Task statement - Show each line of the data below that has the string "本地磁盘" in it.

Records shown -
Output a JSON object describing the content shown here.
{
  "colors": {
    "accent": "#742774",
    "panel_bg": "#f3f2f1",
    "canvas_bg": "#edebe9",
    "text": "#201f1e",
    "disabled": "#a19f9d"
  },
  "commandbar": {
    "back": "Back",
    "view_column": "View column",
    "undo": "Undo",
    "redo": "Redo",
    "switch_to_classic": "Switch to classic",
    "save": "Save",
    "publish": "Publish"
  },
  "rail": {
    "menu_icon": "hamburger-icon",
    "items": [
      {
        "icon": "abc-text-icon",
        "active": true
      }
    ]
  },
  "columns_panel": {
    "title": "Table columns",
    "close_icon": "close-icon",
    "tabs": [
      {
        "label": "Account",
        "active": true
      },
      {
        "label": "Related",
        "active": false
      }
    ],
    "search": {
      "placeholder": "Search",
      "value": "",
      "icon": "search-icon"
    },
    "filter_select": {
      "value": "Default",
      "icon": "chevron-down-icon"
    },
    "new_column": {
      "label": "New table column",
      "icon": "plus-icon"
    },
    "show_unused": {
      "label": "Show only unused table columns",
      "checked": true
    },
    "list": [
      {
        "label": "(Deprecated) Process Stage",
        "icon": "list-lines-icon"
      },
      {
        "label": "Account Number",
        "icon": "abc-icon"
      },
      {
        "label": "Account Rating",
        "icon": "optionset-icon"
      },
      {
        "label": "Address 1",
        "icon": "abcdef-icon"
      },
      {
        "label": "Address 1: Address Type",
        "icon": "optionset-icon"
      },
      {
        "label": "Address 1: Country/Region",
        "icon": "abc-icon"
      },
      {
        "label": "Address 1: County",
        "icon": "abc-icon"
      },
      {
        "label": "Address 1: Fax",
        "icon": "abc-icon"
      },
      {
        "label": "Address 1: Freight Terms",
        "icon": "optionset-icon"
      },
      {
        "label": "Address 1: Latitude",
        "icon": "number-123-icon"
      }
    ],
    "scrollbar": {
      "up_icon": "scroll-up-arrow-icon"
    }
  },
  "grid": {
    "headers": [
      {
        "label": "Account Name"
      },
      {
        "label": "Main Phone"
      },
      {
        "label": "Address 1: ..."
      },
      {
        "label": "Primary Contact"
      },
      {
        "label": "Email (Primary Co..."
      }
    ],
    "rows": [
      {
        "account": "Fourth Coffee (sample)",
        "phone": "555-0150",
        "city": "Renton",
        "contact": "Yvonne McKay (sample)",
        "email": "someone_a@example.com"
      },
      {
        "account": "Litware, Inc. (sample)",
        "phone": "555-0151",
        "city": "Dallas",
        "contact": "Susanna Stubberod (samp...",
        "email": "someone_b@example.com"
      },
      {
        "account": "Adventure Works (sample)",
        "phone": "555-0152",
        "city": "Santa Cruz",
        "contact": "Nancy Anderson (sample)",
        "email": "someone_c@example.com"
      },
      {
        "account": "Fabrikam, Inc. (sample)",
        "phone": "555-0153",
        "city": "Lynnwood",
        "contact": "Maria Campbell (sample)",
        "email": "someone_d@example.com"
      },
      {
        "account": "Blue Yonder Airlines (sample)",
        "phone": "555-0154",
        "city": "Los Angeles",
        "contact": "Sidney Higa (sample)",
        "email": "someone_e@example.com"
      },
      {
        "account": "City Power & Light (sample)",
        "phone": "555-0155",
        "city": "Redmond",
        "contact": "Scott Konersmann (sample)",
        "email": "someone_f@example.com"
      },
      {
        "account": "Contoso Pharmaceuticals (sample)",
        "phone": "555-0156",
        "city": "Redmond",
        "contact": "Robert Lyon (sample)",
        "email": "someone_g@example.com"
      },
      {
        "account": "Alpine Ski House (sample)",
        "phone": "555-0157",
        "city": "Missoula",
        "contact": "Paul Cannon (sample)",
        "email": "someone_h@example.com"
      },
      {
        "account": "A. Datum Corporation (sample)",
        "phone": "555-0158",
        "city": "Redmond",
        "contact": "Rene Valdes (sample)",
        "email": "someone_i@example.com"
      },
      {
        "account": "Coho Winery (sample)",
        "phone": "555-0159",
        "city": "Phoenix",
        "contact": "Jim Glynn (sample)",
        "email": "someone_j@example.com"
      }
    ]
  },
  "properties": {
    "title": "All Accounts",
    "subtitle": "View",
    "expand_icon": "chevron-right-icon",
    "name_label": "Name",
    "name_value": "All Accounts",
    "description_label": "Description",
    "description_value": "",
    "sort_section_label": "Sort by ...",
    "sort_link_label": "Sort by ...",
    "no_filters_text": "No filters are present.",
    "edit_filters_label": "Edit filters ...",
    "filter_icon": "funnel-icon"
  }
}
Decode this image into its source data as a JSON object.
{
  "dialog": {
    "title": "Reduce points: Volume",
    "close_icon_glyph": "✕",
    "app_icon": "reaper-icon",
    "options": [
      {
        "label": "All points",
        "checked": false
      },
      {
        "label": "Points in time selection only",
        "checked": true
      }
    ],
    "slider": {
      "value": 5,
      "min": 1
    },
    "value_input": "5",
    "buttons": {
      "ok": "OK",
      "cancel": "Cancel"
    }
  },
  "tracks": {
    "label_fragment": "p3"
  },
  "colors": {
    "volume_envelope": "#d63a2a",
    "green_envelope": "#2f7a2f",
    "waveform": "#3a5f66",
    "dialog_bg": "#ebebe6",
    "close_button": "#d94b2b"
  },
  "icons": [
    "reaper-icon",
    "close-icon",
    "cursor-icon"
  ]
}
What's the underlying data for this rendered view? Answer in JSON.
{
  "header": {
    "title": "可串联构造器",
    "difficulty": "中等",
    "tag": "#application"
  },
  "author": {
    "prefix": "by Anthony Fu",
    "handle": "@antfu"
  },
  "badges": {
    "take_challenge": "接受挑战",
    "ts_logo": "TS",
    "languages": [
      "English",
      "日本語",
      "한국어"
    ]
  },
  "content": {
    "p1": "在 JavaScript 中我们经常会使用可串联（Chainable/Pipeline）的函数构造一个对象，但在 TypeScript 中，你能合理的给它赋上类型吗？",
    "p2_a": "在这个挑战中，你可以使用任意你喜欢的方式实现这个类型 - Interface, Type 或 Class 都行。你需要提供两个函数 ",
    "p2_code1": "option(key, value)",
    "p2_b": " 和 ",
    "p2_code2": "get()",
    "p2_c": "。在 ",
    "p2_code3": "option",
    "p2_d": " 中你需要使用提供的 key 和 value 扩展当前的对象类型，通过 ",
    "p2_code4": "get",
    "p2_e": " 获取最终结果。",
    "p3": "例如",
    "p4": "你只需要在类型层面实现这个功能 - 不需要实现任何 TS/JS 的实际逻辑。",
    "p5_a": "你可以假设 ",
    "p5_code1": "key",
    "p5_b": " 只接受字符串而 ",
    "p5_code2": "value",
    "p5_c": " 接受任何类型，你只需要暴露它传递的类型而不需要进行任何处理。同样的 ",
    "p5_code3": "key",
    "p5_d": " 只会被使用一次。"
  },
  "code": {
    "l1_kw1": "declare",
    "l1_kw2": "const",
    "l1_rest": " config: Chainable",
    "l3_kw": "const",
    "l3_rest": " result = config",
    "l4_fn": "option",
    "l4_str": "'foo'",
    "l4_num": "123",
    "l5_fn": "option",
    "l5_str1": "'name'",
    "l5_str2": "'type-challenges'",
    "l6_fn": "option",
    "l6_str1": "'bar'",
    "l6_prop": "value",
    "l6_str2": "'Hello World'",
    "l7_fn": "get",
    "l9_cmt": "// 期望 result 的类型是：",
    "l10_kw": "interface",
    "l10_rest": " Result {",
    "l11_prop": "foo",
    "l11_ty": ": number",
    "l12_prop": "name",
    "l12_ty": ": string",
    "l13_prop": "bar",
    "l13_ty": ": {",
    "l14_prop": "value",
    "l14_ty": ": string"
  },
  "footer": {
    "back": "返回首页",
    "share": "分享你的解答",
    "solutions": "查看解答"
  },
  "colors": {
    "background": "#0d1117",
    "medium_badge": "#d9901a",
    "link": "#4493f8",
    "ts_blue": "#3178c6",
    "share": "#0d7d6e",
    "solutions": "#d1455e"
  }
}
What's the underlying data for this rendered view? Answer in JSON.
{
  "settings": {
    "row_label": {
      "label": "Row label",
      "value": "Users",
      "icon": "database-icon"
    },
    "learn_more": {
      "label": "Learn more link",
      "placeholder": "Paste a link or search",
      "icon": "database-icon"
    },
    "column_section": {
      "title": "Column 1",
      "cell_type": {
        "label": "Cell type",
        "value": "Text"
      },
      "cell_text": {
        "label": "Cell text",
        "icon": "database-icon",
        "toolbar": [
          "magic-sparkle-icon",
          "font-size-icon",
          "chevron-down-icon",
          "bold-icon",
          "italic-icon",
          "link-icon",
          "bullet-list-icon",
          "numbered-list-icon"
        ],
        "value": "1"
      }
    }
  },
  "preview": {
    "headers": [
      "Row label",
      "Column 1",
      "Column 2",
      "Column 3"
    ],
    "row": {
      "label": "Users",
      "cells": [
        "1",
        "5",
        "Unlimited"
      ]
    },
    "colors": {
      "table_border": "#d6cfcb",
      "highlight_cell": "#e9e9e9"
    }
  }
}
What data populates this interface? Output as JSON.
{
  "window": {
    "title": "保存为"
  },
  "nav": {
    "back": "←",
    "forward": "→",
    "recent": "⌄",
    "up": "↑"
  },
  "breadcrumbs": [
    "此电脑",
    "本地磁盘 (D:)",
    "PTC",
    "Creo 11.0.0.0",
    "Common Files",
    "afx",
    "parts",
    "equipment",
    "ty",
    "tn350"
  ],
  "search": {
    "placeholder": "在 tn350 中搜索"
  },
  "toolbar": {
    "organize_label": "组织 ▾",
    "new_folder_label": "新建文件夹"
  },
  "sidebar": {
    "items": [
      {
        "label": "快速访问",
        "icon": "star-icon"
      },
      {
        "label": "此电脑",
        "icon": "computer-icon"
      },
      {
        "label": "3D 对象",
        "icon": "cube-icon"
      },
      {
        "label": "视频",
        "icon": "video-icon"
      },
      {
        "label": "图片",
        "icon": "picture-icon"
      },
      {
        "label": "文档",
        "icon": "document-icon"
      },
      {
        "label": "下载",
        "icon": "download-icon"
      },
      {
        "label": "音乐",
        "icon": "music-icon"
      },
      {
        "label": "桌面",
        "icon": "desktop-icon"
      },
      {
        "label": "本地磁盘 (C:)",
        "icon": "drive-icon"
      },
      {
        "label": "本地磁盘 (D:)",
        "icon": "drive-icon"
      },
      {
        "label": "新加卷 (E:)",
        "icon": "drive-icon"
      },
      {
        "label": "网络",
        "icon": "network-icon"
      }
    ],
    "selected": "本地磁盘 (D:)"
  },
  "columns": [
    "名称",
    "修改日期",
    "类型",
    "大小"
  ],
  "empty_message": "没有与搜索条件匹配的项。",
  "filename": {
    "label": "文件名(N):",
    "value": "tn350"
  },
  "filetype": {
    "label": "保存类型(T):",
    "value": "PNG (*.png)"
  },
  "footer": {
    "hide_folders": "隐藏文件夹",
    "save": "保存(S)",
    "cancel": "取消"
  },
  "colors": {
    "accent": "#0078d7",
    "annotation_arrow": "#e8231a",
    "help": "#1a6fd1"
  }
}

Complete output -
    "本地磁盘 (D:)",
        "label": "本地磁盘 (C:)",
        "label": "本地磁盘 (D:)",
    "selected": "本地磁盘 (D:)"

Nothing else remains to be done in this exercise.